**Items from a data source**
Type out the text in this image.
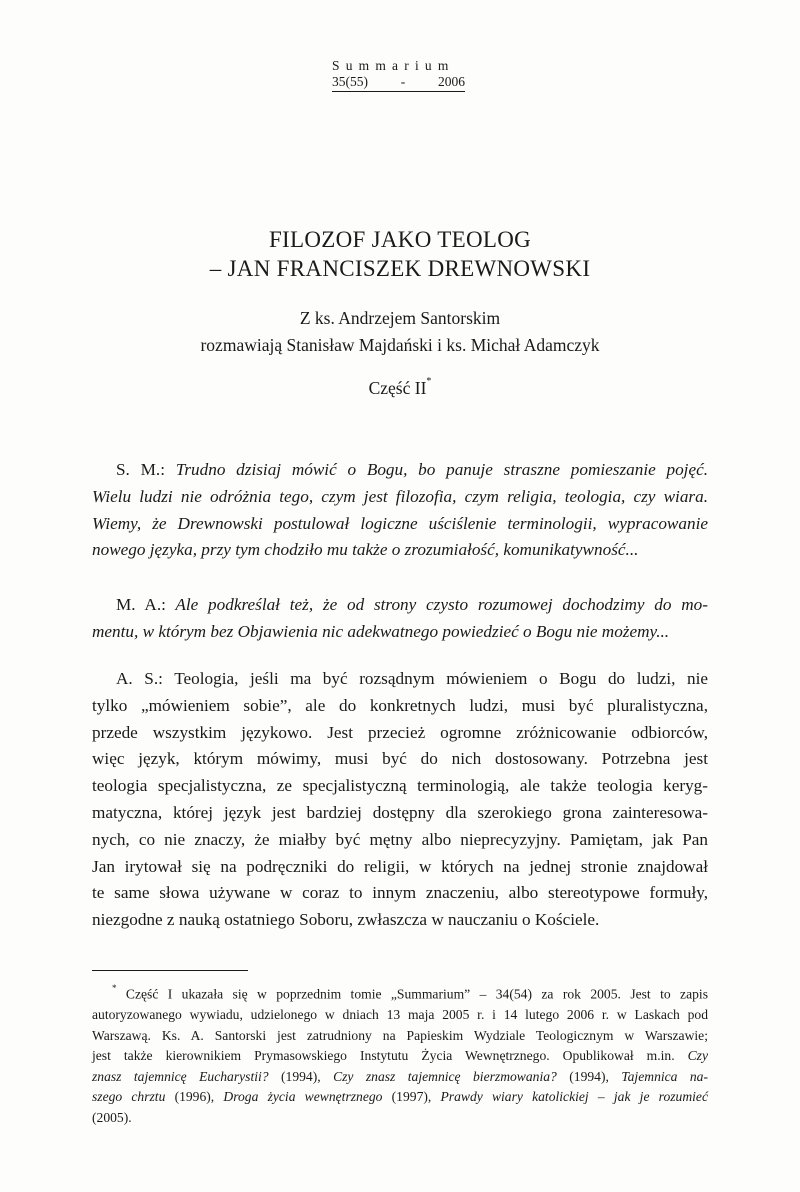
Summarium
35(55) - 2006
FILOZOF JAKO TEOLOG
– JAN FRANCISZEK DREWNOWSKI
Z ks. Andrzejem Santorskim
rozmawiają Stanisław Majdański i ks. Michał Adamczyk
Część II*
S. M.: Trudno dzisiaj mówić o Bogu, bo panuje straszne pomieszanie pojęć.
Wielu ludzi nie odróżnia tego, czym jest filozofia, czym religia, teologia, czy wiara.
Wiemy, że Drewnowski postulował logiczne uściślenie terminologii, wypracowanie
nowego języka, przy tym chodziło mu także o zrozumiałość, komunikatywność...
M. A.: Ale podkreślał też, że od strony czysto rozumowej dochodzimy do mo-
mentu, w którym bez Objawienia nic adekwatnego powiedzieć o Bogu nie możemy...
A. S.: Teologia, jeśli ma być rozsądnym mówieniem o Bogu do ludzi, nie
tylko „mówieniem sobie”, ale do konkretnych ludzi, musi być pluralistyczna,
przede wszystkim językowo. Jest przecież ogromne zróżnicowanie odbiorców,
więc język, którym mówimy, musi być do nich dostosowany. Potrzebna jest
teologia specjalistyczna, ze specjalistyczną terminologią, ale także teologia keryg-
matyczna, której język jest bardziej dostępny dla szerokiego grona zainteresowa-
nych, co nie znaczy, że miałby być mętny albo nieprecyzyjny. Pamiętam, jak Pan
Jan irytował się na podręczniki do religii, w których na jednej stronie znajdował
te same słowa używane w coraz to innym znaczeniu, albo stereotypowe formuły,
niezgodne z nauką ostatniego Soboru, zwłaszcza w nauczaniu o Kościele.
* Część I ukazała się w poprzednim tomie „Summarium” – 34(54) za rok 2005. Jest to zapis
autoryzowanego wywiadu, udzielonego w dniach 13 maja 2005 r. i 14 lutego 2006 r. w Laskach pod
Warszawą. Ks. A. Santorski jest zatrudniony na Papieskim Wydziale Teologicznym w Warszawie;
jest także kierownikiem Prymasowskiego Instytutu Życia Wewnętrznego. Opublikował m.in. Czy
znasz tajemnicę Eucharystii? (1994), Czy znasz tajemnicę bierzmowania? (1994), Tajemnica na-
szego chrztu (1996), Droga życia wewnętrznego (1997), Prawdy wiary katolickiej – jak je rozumieć
(2005).
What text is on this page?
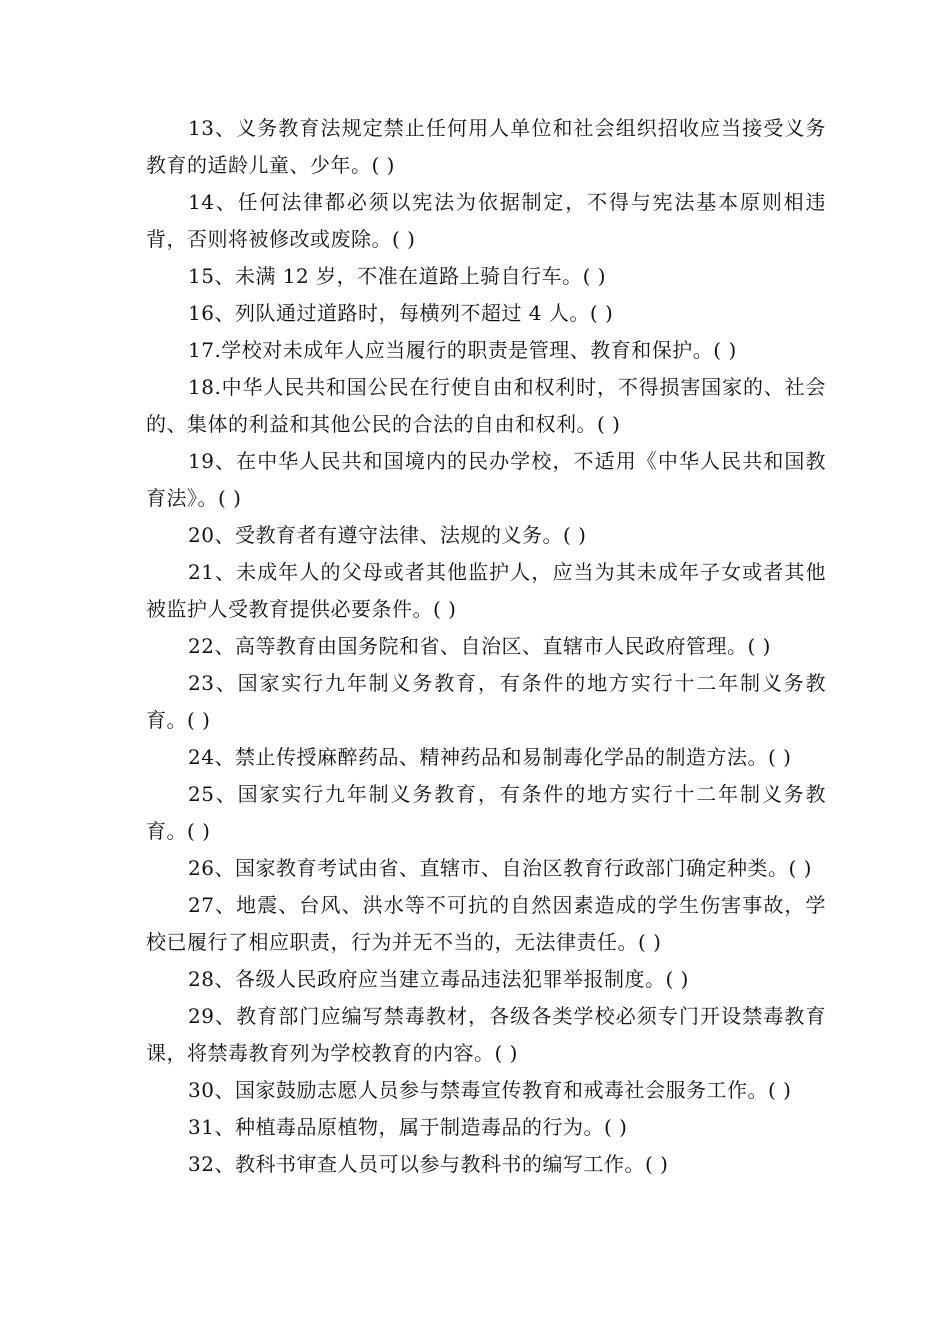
13、义务教育法规定禁止任何用人单位和社会组织招收应当接受义务教育的适龄儿童、少年。( )

14、任何法律都必须以宪法为依据制定，不得与宪法基本原则相违背，否则将被修改或废除。( )

15、未满 12 岁，不准在道路上骑自行车。( )

16、列队通过道路时，每横列不超过 4 人。( )

17.学校对未成年人应当履行的职责是管理、教育和保护。( )

18.中华人民共和国公民在行使自由和权利时，不得损害国家的、社会的、集体的利益和其他公民的合法的自由和权利。( )

19、在中华人民共和国境内的民办学校，不适用《中华人民共和国教育法》。( )

20、受教育者有遵守法律、法规的义务。( )

21、未成年人的父母或者其他监护人，应当为其未成年子女或者其他被监护人受教育提供必要条件。( )

22、高等教育由国务院和省、自治区、直辖市人民政府管理。( )

23、国家实行九年制义务教育，有条件的地方实行十二年制义务教育。( )

24、禁止传授麻醉药品、精神药品和易制毒化学品的制造方法。( )

25、国家实行九年制义务教育，有条件的地方实行十二年制义务教育。( )

26、国家教育考试由省、直辖市、自治区教育行政部门确定种类。( )

27、地震、台风、洪水等不可抗的自然因素造成的学生伤害事故，学校已履行了相应职责，行为并无不当的，无法律责任。( )

28、各级人民政府应当建立毒品违法犯罪举报制度。( )

29、教育部门应编写禁毒教材，各级各类学校必须专门开设禁毒教育课，将禁毒教育列为学校教育的内容。( )

30、国家鼓励志愿人员参与禁毒宣传教育和戒毒社会服务工作。( )

31、种植毒品原植物，属于制造毒品的行为。( )

32、教科书审查人员可以参与教科书的编写工作。( )
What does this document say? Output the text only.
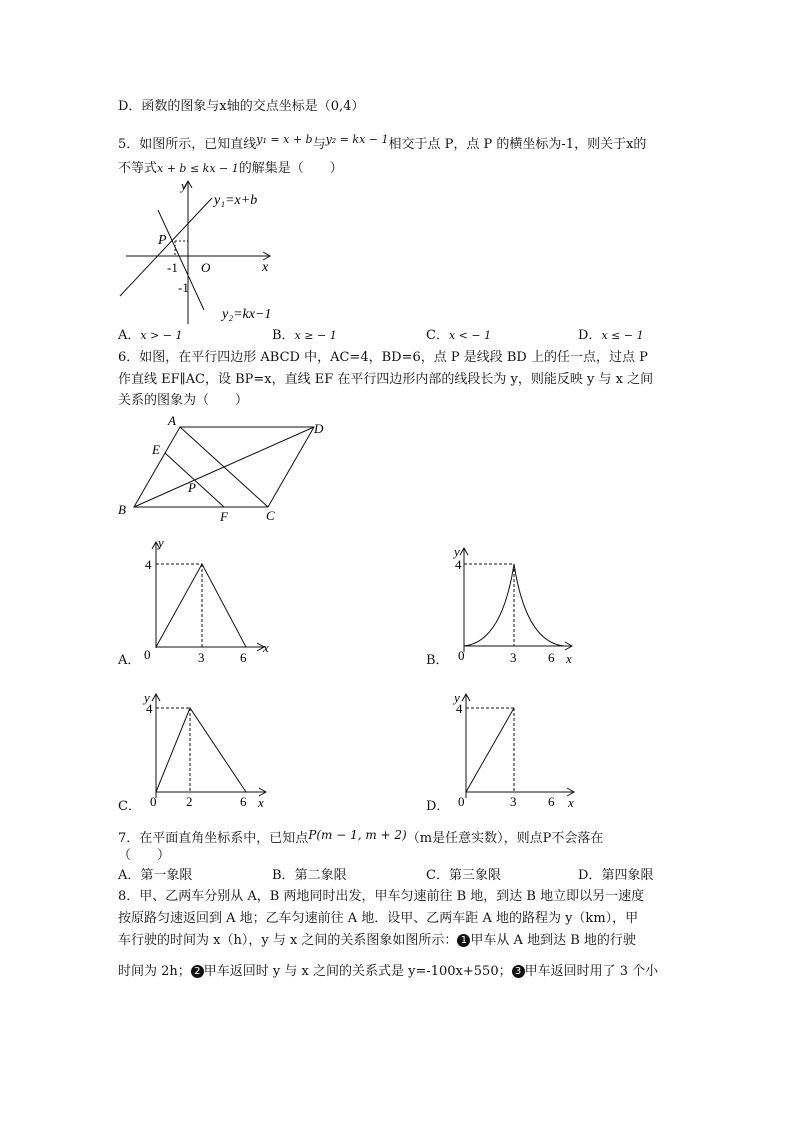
D．函数的图象与x轴的交点坐标是（0,4）
5．如图所示，已知直线$^{y_1 = x + b}$与$^{y_2 = kx - 1}$相交于点 P，点 P 的横坐标为-1，则关于x的
不等式x + b ≤ kx − 1的解集是（　　）
y
x
O
P
-1
-1
y₁=x+b
y₂=kx−1
A．x > − 1	B．x ≥ − 1	C．x < − 1	D．x ≤ − 1
6．如图，在平行四边形 ABCD 中，AC=4，BD=6，点 P 是线段 BD 上的任一点，过点 P
作直线 EF∥AC，设 BP=x，直线 EF 在平行四边形内部的线段长为 y，则能反映 y 与 x 之间
关系的图象为（　　）
A
B	C
D
E
F
P
y
x
0
4
3	6
A．
y
x
0
4
3 6
B．
y
x
0
4
2	6
C．
y
x
0
4
3 6
D．
7．在平面直角坐标系中，已知点P(m − 1, m + 2)（m是任意实数），则点P不会落在
（　　）
A．第一象限	B．第二象限	C．第三象限	D．第四象限
8．甲、乙两车分别从 A，B 两地同时出发，甲车匀速前往 B 地，到达 B 地立即以另一速度
按原路匀速返回到 A 地；乙车匀速前往 A 地．设甲、乙两车距 A 地的路程为 y（km），甲
车行驶的时间为 x（h），y 与 x 之间的关系图象如图所示： 1 甲车从 A 地到达 B 地的行驶
时间为 2h； 2 甲车返回时 y 与 x 之间的关系式是 y=-100x+550； 3 甲车返回时用了 3 个小
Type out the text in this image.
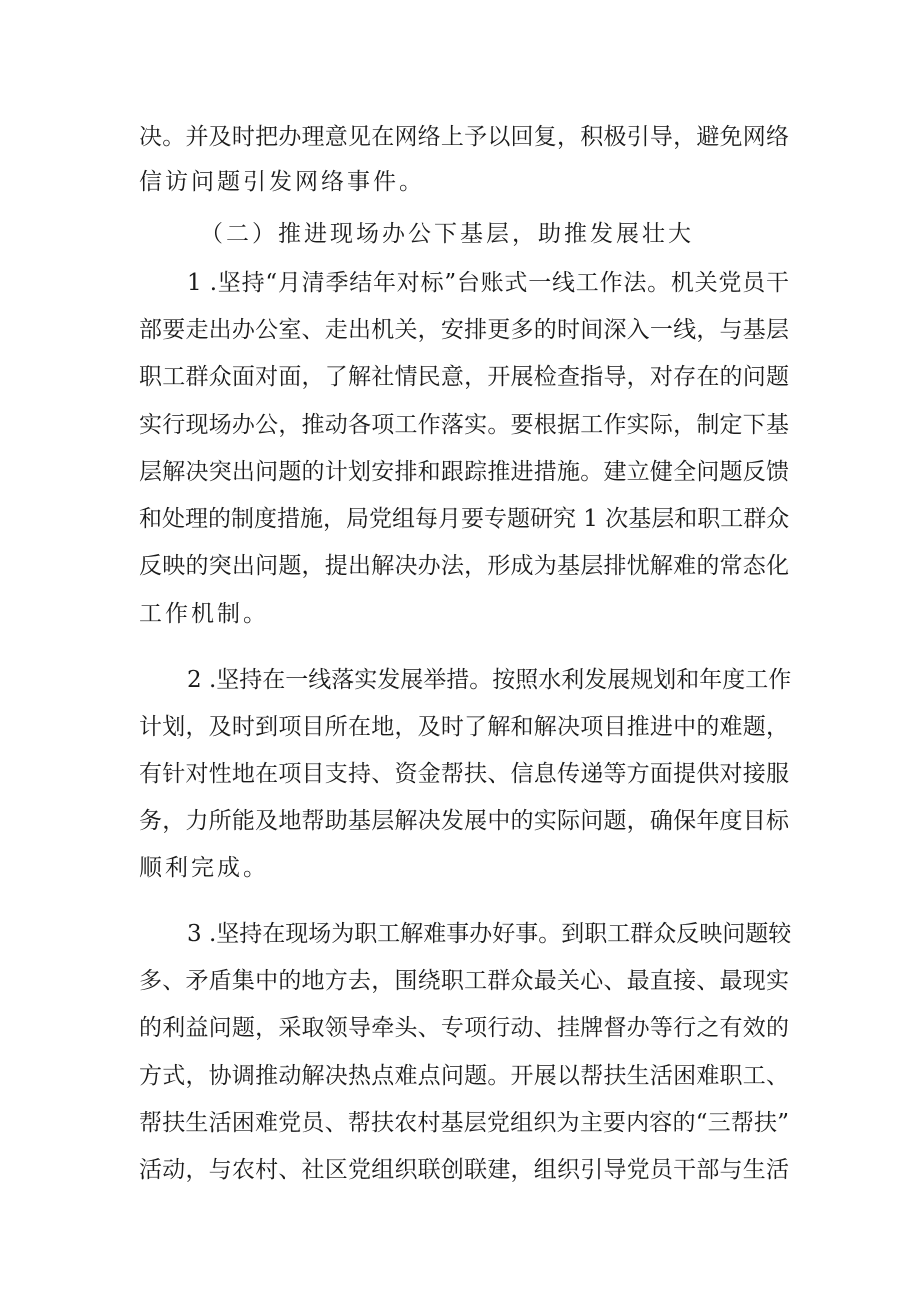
决。并及时把办理意见在网络上予以回复，积极引导，避免网络
信访问题引发网络事件。
（二）推进现场办公下基层，助推发展壮大
1 .坚持“月清季结年对标”台账式一线工作法。机关党员干
部要走出办公室、走出机关，安排更多的时间深入一线，与基层
职工群众面对面，了解社情民意，开展检查指导，对存在的问题
实行现场办公，推动各项工作落实。要根据工作实际，制定下基
层解决突出问题的计划安排和跟踪推进措施。建立健全问题反馈
和处理的制度措施，局党组每月要专题研究 1 次基层和职工群众
反映的突出问题，提出解决办法，形成为基层排忧解难的常态化
工作机制。
2 .坚持在一线落实发展举措。按照水利发展规划和年度工作
计划，及时到项目所在地，及时了解和解决项目推进中的难题，
有针对性地在项目支持、资金帮扶、信息传递等方面提供对接服
务，力所能及地帮助基层解决发展中的实际问题，确保年度目标
顺利完成。
3 .坚持在现场为职工解难事办好事。到职工群众反映问题较
多、矛盾集中的地方去，围绕职工群众最关心、最直接、最现实
的利益问题，采取领导牵头、专项行动、挂牌督办等行之有效的
方式，协调推动解决热点难点问题。开展以帮扶生活困难职工、
帮扶生活困难党员、帮扶农村基层党组织为主要内容的“三帮扶”
活动，与农村、社区党组织联创联建，组织引导党员干部与生活
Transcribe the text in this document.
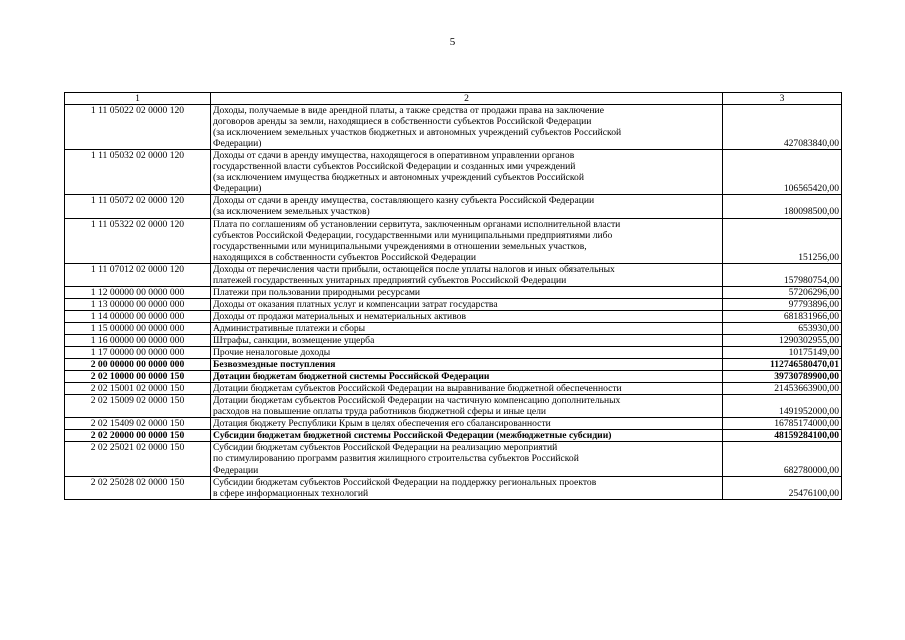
5
1	2	3
1 11 05022 02 0000 120	Доходы, получаемые в виде арендной платы, а также средства от продажи права на заключение
договоров аренды за земли, находящиеся в собственности субъектов Российской Федерации
(за исключением земельных участков бюджетных и автономных учреждений субъектов Российской
Федерации)	427083840,00
1 11 05032 02 0000 120	Доходы от сдачи в аренду имущества, находящегося в оперативном управлении органов
государственной власти субъектов Российской Федерации и созданных ими учреждений
(за исключением имущества бюджетных и автономных учреждений субъектов Российской
Федерации)	106565420,00
1 11 05072 02 0000 120	Доходы от сдачи в аренду имущества, составляющего казну субъекта Российской Федерации
(за исключением земельных участков)	180098500,00
1 11 05322 02 0000 120	Плата по соглашениям об установлении сервитута, заключенным органами исполнительной власти
субъектов Российской Федерации, государственными или муниципальными предприятиями либо
государственными или муниципальными учреждениями в отношении земельных участков,
находящихся в собственности субъектов Российской Федерации	151256,00
1 11 07012 02 0000 120	Доходы от перечисления части прибыли, остающейся после уплаты налогов и иных обязательных
платежей государственных унитарных предприятий субъектов Российской Федерации	157980754,00
1 12 00000 00 0000 000	Платежи при пользовании природными ресурсами	57206296,00
1 13 00000 00 0000 000	Доходы от оказания платных услуг и компенсации затрат государства	97793896,00
1 14 00000 00 0000 000	Доходы от продажи материальных и нематериальных активов	681831966,00
1 15 00000 00 0000 000	Административные платежи и сборы	653930,00
1 16 00000 00 0000 000	Штрафы, санкции, возмещение ущерба	1290302955,00
1 17 00000 00 0000 000	Прочие неналоговые доходы	10175149,00
2 00 00000 00 0000 000	Безвозмездные поступления	112746580470,01
2 02 10000 00 0000 150	Дотации бюджетам бюджетной системы Российской Федерации	39730789900,00
2 02 15001 02 0000 150	Дотации бюджетам субъектов Российской Федерации на выравнивание бюджетной обеспеченности	21453663900,00
2 02 15009 02 0000 150	Дотации бюджетам субъектов Российской Федерации на частичную компенсацию дополнительных
расходов на повышение оплаты труда работников бюджетной сферы и иные цели	1491952000,00
2 02 15409 02 0000 150	Дотация бюджету Республики Крым в целях обеспечения его сбалансированности	16785174000,00
2 02 20000 00 0000 150	Субсидии бюджетам бюджетной системы Российской Федерации (межбюджетные субсидии)	48159284100,00
2 02 25021 02 0000 150	Субсидии бюджетам субъектов Российской Федерации на реализацию мероприятий
по стимулированию программ развития жилищного строительства субъектов Российской
Федерации	682780000,00
2 02 25028 02 0000 150	Субсидии бюджетам субъектов Российской Федерации на поддержку региональных проектов
в сфере информационных технологий	25476100,00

**Task prompt**
In the listing above, locate each line with "автономных" and copy it.

**Task answer**
(за исключением земельных участков бюджетных и автономных учреждений субъектов Российской
(за исключением имущества бюджетных и автономных учреждений субъектов Российской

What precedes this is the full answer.